Task description - Leaving the pictures aside, transcribe every line below exactly.

Data provided -
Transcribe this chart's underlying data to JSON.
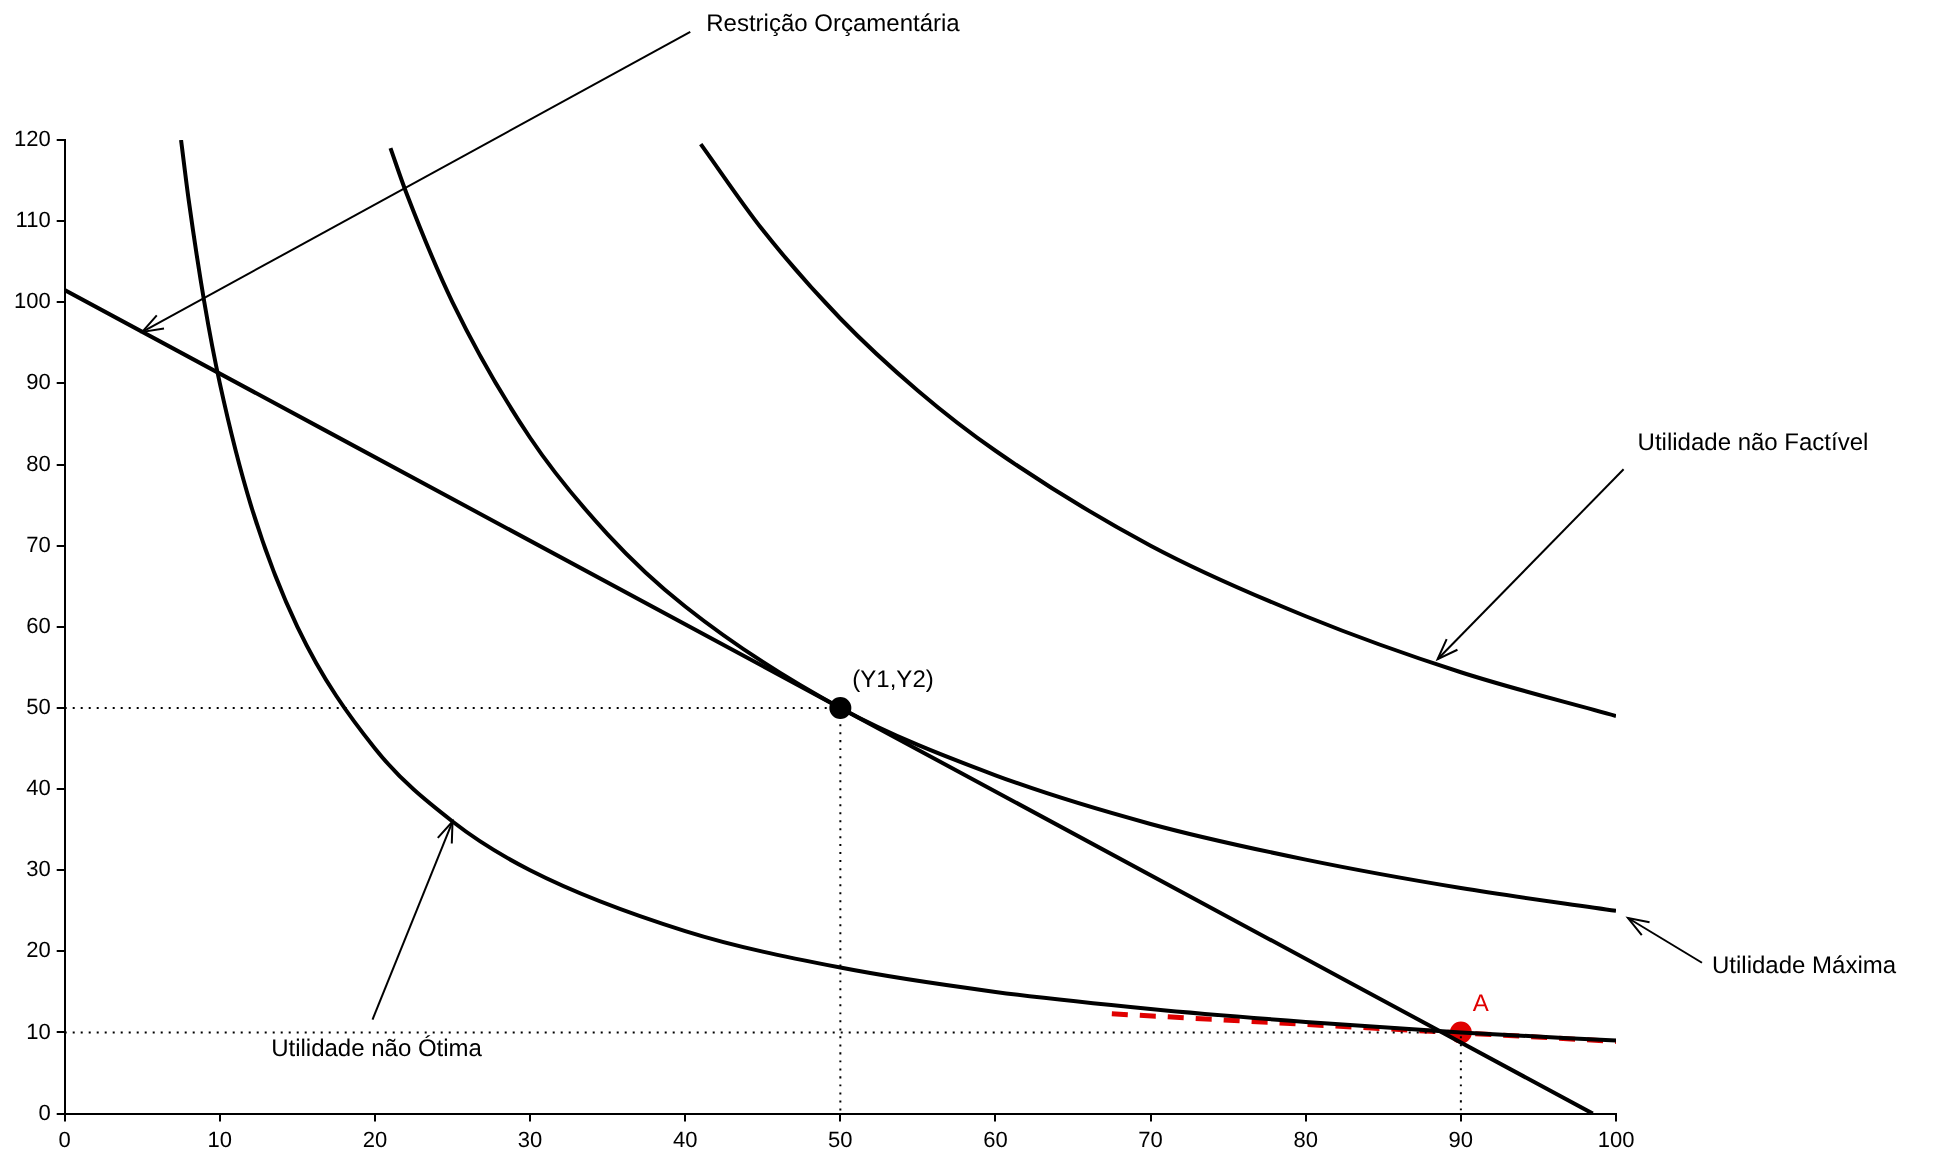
{
  "chart_data": {
    "type": "line",
    "xlim": [
      0,
      100
    ],
    "ylim": [
      0,
      120
    ],
    "xticks": [
      0,
      10,
      20,
      30,
      40,
      50,
      60,
      70,
      80,
      90,
      100
    ],
    "yticks": [
      0,
      10,
      20,
      30,
      40,
      50,
      60,
      70,
      80,
      90,
      100,
      110,
      120
    ],
    "grid": false,
    "legend": false,
    "marker": "none",
    "series": [
      {
        "color": "#000000",
        "line_style": "solid",
        "x": [
          0,
          50,
          98.5
        ],
        "values": [
          101.5,
          50,
          0
        ]
      },
      {
        "color": "#000000",
        "line_style": "solid",
        "x": [
          7.5,
          8,
          9,
          10,
          12,
          15,
          20,
          25,
          30,
          40,
          50,
          60,
          70,
          80,
          90,
          100
        ],
        "values": [
          120,
          112.5,
          100,
          90,
          75,
          60,
          45,
          36,
          30,
          22.5,
          18,
          15,
          12.9,
          11.3,
          10,
          9
        ]
      },
      {
        "color": "#000000",
        "line_style": "solid",
        "x": [
          21,
          22,
          25,
          30,
          35,
          40,
          50,
          60,
          70,
          80,
          90,
          100
        ],
        "values": [
          119,
          113.6,
          100,
          83.3,
          71.4,
          62.5,
          50,
          41.7,
          35.7,
          31.3,
          27.8,
          25
        ]
      },
      {
        "color": "#000000",
        "line_style": "solid",
        "x": [
          41,
          45,
          50,
          55,
          60,
          70,
          80,
          90,
          100
        ],
        "values": [
          119.5,
          108.9,
          98,
          89.1,
          81.7,
          70,
          61.3,
          54.4,
          49
        ]
      },
      {
        "color": "#000000",
        "line_style": "dotted",
        "x": [
          0,
          50,
          50
        ],
        "values": [
          50,
          50,
          0
        ]
      },
      {
        "color": "#000000",
        "line_style": "dotted",
        "x": [
          0,
          90,
          90
        ],
        "values": [
          10,
          10,
          0
        ]
      },
      {
        "color": "#e00000",
        "line_style": "dashed",
        "x": [
          67.5,
          100
        ],
        "values": [
          12.3,
          8.9
        ]
      },
      {
        "type": "scatter",
        "color": "#000000",
        "marker": "circle",
        "x": [
          50
        ],
        "values": [
          50
        ],
        "value_labels": [
          "(Y1,Y2)"
        ]
      },
      {
        "type": "scatter",
        "color": "#e00000",
        "marker": "circle",
        "x": [
          90
        ],
        "values": [
          10
        ],
        "value_labels": [
          "A"
        ]
      }
    ],
    "annotations": [
      {
        "text": "Restrição Orçamentária",
        "x": 5,
        "y": 96.35
      },
      {
        "text": "Utilidade não Factível",
        "x": 88.5,
        "y": 56
      },
      {
        "text": "Utilidade Máxima",
        "x": 100,
        "y": 25
      },
      {
        "text": "Utilidade não Ótima",
        "x": 25,
        "y": 36
      }
    ]
  }
}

Answer to the problem -
Transcribe this chart's underlying data to JSON.
{
  "chart_data": {
    "type": "line",
    "xlim": [
      0,
      100
    ],
    "ylim": [
      0,
      120
    ],
    "xticks": [
      0,
      10,
      20,
      30,
      40,
      50,
      60,
      70,
      80,
      90,
      100
    ],
    "yticks": [
      0,
      10,
      20,
      30,
      40,
      50,
      60,
      70,
      80,
      90,
      100,
      110,
      120
    ],
    "grid": false,
    "legend": false,
    "marker": "none",
    "series": [
      {
        "color": "#000000",
        "line_style": "solid",
        "x": [
          0,
          50,
          98.5
        ],
        "values": [
          101.5,
          50,
          0
        ]
      },
      {
        "color": "#000000",
        "line_style": "solid",
        "x": [
          7.5,
          8,
          9,
          10,
          12,
          15,
          20,
          25,
          30,
          40,
          50,
          60,
          70,
          80,
          90,
          100
        ],
        "values": [
          120,
          112.5,
          100,
          90,
          75,
          60,
          45,
          36,
          30,
          22.5,
          18,
          15,
          12.9,
          11.3,
          10,
          9
        ]
      },
      {
        "color": "#000000",
        "line_style": "solid",
        "x": [
          21,
          22,
          25,
          30,
          35,
          40,
          50,
          60,
          70,
          80,
          90,
          100
        ],
        "values": [
          119,
          113.6,
          100,
          83.3,
          71.4,
          62.5,
          50,
          41.7,
          35.7,
          31.3,
          27.8,
          25
        ]
      },
      {
        "color": "#000000",
        "line_style": "solid",
        "x": [
          41,
          45,
          50,
          55,
          60,
          70,
          80,
          90,
          100
        ],
        "values": [
          119.5,
          108.9,
          98,
          89.1,
          81.7,
          70,
          61.3,
          54.4,
          49
        ]
      },
      {
        "color": "#000000",
        "line_style": "dotted",
        "x": [
          0,
          50,
          50
        ],
        "values": [
          50,
          50,
          0
        ]
      },
      {
        "color": "#000000",
        "line_style": "dotted",
        "x": [
          0,
          90,
          90
        ],
        "values": [
          10,
          10,
          0
        ]
      },
      {
        "color": "#e00000",
        "line_style": "dashed",
        "x": [
          67.5,
          100
        ],
        "values": [
          12.3,
          8.9
        ]
      },
      {
        "type": "scatter",
        "color": "#000000",
        "marker": "circle",
        "x": [
          50
        ],
        "values": [
          50
        ],
        "value_labels": [
          "(Y1,Y2)"
        ]
      },
      {
        "type": "scatter",
        "color": "#e00000",
        "marker": "circle",
        "x": [
          90
        ],
        "values": [
          10
        ],
        "value_labels": [
          "A"
        ]
      }
    ],
    "annotations": [
      {
        "text": "Restrição Orçamentária",
        "x": 5,
        "y": 96.35
      },
      {
        "text": "Utilidade não Factível",
        "x": 88.5,
        "y": 56
      },
      {
        "text": "Utilidade Máxima",
        "x": 100,
        "y": 25
      },
      {
        "text": "Utilidade não Ótima",
        "x": 25,
        "y": 36
      }
    ]
  }
}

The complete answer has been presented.